Print all entries word for word.

Extracted data
++++++++++++++++++++
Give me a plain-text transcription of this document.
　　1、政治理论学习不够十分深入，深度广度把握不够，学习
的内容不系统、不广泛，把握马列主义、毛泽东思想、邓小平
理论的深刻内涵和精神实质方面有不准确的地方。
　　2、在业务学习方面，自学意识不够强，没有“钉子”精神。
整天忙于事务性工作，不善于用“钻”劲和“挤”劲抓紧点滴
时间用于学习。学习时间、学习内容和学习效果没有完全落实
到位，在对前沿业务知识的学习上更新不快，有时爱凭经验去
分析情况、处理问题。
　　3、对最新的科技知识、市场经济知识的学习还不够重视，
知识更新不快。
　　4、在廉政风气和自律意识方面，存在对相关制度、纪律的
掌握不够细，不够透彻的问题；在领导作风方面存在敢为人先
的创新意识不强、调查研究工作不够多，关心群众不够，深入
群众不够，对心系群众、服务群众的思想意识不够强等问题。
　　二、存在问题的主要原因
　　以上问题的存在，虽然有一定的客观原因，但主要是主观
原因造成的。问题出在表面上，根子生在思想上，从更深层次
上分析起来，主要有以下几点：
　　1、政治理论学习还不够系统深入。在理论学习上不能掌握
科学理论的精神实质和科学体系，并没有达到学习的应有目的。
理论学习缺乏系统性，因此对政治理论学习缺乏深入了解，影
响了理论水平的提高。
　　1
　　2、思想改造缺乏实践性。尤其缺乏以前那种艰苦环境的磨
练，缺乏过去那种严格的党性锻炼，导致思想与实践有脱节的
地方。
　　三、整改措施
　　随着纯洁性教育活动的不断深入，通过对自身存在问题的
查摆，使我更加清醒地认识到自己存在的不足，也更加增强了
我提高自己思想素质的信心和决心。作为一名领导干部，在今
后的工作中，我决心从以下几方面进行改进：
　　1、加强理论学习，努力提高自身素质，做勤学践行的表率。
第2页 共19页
++++++++++++++++++++
Answer to this exercise
Give me a plain-text transcription of this document.
　　1、政治理论学习不够十分深入，深度广度把握不够，学习
的内容不系统、不广泛，把握马列主义、毛泽东思想、邓小平
理论的深刻内涵和精神实质方面有不准确的地方。
　　2、在业务学习方面，自学意识不够强，没有“钉子”精神。
整天忙于事务性工作，不善于用“钻”劲和“挤”劲抓紧点滴
时间用于学习。学习时间、学习内容和学习效果没有完全落实
到位，在对前沿业务知识的学习上更新不快，有时爱凭经验去
分析情况、处理问题。
　　3、对最新的科技知识、市场经济知识的学习还不够重视，
知识更新不快。
　　4、在廉政风气和自律意识方面，存在对相关制度、纪律的
掌握不够细，不够透彻的问题；在领导作风方面存在敢为人先
的创新意识不强、调查研究工作不够多，关心群众不够，深入
群众不够，对心系群众、服务群众的思想意识不够强等问题。
　　二、存在问题的主要原因
　　以上问题的存在，虽然有一定的客观原因，但主要是主观
原因造成的。问题出在表面上，根子生在思想上，从更深层次
上分析起来，主要有以下几点：
　　1、政治理论学习还不够系统深入。在理论学习上不能掌握
科学理论的精神实质和科学体系，并没有达到学习的应有目的。
理论学习缺乏系统性，因此对政治理论学习缺乏深入了解，影
响了理论水平的提高。
　　1
　　2、思想改造缺乏实践性。尤其缺乏以前那种艰苦环境的磨
练，缺乏过去那种严格的党性锻炼，导致思想与实践有脱节的
地方。
　　三、整改措施
　　随着纯洁性教育活动的不断深入，通过对自身存在问题的
查摆，使我更加清醒地认识到自己存在的不足，也更加增强了
我提高自己思想素质的信心和决心。作为一名领导干部，在今
后的工作中，我决心从以下几方面进行改进：
　　1、加强理论学习，努力提高自身素质，做勤学践行的表率。
第2页 共19页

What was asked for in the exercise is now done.